=== PROBLEM DESCRIPTION ===
Retype every one of the records below, line by line, without changing any character.

=== RAW RECORDS ===
/---

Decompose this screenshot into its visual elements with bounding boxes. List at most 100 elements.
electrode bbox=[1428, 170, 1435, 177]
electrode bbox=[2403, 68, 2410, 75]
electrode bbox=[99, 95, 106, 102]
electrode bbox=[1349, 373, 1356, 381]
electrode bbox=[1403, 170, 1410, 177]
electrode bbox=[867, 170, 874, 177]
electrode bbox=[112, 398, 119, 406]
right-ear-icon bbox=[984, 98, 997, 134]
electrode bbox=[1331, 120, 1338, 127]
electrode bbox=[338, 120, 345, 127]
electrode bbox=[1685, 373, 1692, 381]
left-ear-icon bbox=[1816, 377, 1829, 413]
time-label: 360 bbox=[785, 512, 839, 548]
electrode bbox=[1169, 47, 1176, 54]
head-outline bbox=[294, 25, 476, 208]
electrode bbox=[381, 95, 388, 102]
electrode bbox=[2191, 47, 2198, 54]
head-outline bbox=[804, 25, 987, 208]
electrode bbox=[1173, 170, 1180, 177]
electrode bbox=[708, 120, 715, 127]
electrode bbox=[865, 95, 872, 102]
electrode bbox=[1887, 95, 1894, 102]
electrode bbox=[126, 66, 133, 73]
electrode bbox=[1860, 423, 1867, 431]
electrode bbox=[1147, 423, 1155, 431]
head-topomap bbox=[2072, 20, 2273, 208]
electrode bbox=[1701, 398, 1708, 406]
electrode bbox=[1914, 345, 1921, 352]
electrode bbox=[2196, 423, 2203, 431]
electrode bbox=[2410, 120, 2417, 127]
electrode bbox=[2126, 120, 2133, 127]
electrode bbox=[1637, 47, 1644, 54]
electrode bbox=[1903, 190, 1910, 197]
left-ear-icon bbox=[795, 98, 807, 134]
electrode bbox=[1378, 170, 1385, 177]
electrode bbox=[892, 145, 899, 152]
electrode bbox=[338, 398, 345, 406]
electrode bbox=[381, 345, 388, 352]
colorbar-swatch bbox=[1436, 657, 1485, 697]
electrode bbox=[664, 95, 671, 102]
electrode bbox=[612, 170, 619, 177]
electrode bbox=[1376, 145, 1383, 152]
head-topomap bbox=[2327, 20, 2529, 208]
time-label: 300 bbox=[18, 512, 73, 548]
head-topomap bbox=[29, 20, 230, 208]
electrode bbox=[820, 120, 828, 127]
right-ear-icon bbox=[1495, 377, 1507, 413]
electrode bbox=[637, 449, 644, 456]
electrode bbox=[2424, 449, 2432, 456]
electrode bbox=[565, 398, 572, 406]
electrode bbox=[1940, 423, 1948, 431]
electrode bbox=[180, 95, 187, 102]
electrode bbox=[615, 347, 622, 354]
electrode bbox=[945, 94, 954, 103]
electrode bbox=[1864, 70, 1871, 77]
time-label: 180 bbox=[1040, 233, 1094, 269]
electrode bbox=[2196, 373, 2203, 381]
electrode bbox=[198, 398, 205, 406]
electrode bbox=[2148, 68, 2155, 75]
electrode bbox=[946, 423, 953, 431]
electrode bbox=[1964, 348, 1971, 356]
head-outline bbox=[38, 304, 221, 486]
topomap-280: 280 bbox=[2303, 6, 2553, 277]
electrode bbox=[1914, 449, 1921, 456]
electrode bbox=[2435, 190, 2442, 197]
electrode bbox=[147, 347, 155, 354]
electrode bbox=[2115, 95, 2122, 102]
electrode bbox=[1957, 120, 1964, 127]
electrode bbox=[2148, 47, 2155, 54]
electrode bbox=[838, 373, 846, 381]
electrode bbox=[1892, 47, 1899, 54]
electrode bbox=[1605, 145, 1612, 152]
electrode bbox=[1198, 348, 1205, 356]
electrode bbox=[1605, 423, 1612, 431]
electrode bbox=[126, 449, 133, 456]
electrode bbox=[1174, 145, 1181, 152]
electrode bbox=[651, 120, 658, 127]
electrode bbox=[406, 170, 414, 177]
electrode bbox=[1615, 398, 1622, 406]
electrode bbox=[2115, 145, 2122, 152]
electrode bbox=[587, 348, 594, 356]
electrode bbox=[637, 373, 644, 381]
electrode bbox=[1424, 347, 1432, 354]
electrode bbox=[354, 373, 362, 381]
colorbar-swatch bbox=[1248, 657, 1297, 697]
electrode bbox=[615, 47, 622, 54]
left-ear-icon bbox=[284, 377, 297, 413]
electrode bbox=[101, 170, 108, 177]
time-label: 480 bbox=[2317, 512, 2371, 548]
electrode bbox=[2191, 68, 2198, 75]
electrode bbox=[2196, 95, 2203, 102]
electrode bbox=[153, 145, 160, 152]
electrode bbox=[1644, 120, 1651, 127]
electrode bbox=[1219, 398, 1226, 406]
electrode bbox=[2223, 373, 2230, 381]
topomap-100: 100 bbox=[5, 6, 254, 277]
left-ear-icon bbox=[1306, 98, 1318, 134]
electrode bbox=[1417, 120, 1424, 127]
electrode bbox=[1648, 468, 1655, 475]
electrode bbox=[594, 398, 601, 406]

\---

=== THE SOLUTION ===
Decompose this screenshot into its visual elements with bounding boxes. List at most 100 elements.
electrode bbox=[1428, 170, 1435, 177]
electrode bbox=[2403, 68, 2410, 75]
electrode bbox=[99, 95, 106, 102]
electrode bbox=[1349, 373, 1356, 381]
electrode bbox=[1403, 170, 1410, 177]
electrode bbox=[867, 170, 874, 177]
electrode bbox=[112, 398, 119, 406]
right-ear-icon bbox=[984, 98, 997, 134]
electrode bbox=[1331, 120, 1338, 127]
electrode bbox=[338, 120, 345, 127]
electrode bbox=[1685, 373, 1692, 381]
left-ear-icon bbox=[1816, 377, 1829, 413]
time-label: 360 bbox=[785, 512, 839, 548]
electrode bbox=[1169, 47, 1176, 54]
head-outline bbox=[294, 25, 476, 208]
electrode bbox=[381, 95, 388, 102]
electrode bbox=[2191, 47, 2198, 54]
head-outline bbox=[804, 25, 987, 208]
electrode bbox=[1173, 170, 1180, 177]
electrode bbox=[708, 120, 715, 127]
electrode bbox=[865, 95, 872, 102]
electrode bbox=[1887, 95, 1894, 102]
electrode bbox=[126, 66, 133, 73]
electrode bbox=[1860, 423, 1867, 431]
electrode bbox=[1147, 423, 1155, 431]
head-topomap bbox=[2072, 20, 2273, 208]
electrode bbox=[1701, 398, 1708, 406]
electrode bbox=[1914, 345, 1921, 352]
electrode bbox=[2196, 423, 2203, 431]
electrode bbox=[2410, 120, 2417, 127]
electrode bbox=[2126, 120, 2133, 127]
electrode bbox=[1637, 47, 1644, 54]
electrode bbox=[1903, 190, 1910, 197]
left-ear-icon bbox=[795, 98, 807, 134]
electrode bbox=[1378, 170, 1385, 177]
electrode bbox=[892, 145, 899, 152]
electrode bbox=[338, 398, 345, 406]
electrode bbox=[381, 345, 388, 352]
colorbar-swatch bbox=[1436, 657, 1485, 697]
electrode bbox=[664, 95, 671, 102]
electrode bbox=[612, 170, 619, 177]
electrode bbox=[1376, 145, 1383, 152]
head-topomap bbox=[2327, 20, 2529, 208]
time-label: 300 bbox=[18, 512, 73, 548]
head-topomap bbox=[29, 20, 230, 208]
electrode bbox=[820, 120, 828, 127]
right-ear-icon bbox=[1495, 377, 1507, 413]
electrode bbox=[637, 449, 644, 456]
electrode bbox=[2424, 449, 2432, 456]
electrode bbox=[565, 398, 572, 406]
electrode bbox=[1940, 423, 1948, 431]
electrode bbox=[180, 95, 187, 102]
electrode bbox=[615, 347, 622, 354]
electrode bbox=[945, 94, 954, 103]
electrode bbox=[1864, 70, 1871, 77]
time-label: 180 bbox=[1040, 233, 1094, 269]
electrode bbox=[2196, 373, 2203, 381]
electrode bbox=[198, 398, 205, 406]
electrode bbox=[2148, 68, 2155, 75]
electrode bbox=[946, 423, 953, 431]
electrode bbox=[1964, 348, 1971, 356]
head-outline bbox=[38, 304, 221, 486]
topomap-280: 280 bbox=[2303, 6, 2553, 277]
electrode bbox=[1914, 449, 1921, 456]
electrode bbox=[2435, 190, 2442, 197]
electrode bbox=[147, 347, 155, 354]
electrode bbox=[2115, 95, 2122, 102]
electrode bbox=[1957, 120, 1964, 127]
electrode bbox=[2148, 47, 2155, 54]
electrode bbox=[838, 373, 846, 381]
electrode bbox=[1892, 47, 1899, 54]
electrode bbox=[1605, 145, 1612, 152]
electrode bbox=[1198, 348, 1205, 356]
electrode bbox=[1605, 423, 1612, 431]
electrode bbox=[126, 449, 133, 456]
electrode bbox=[1174, 145, 1181, 152]
electrode bbox=[651, 120, 658, 127]
electrode bbox=[406, 170, 414, 177]
electrode bbox=[1615, 398, 1622, 406]
electrode bbox=[2115, 145, 2122, 152]
electrode bbox=[587, 348, 594, 356]
electrode bbox=[637, 373, 644, 381]
electrode bbox=[1424, 347, 1432, 354]
electrode bbox=[354, 373, 362, 381]
colorbar-swatch bbox=[1248, 657, 1297, 697]
electrode bbox=[615, 47, 622, 54]
left-ear-icon bbox=[284, 377, 297, 413]
electrode bbox=[101, 170, 108, 177]
time-label: 480 bbox=[2317, 512, 2371, 548]
electrode bbox=[2191, 68, 2198, 75]
electrode bbox=[2196, 95, 2203, 102]
electrode bbox=[153, 145, 160, 152]
electrode bbox=[1644, 120, 1651, 127]
electrode bbox=[1219, 398, 1226, 406]
electrode bbox=[2223, 373, 2230, 381]
topomap-100: 100 bbox=[5, 6, 254, 277]
left-ear-icon bbox=[1306, 98, 1318, 134]
electrode bbox=[1417, 120, 1424, 127]
electrode bbox=[1648, 468, 1655, 475]
electrode bbox=[594, 398, 601, 406]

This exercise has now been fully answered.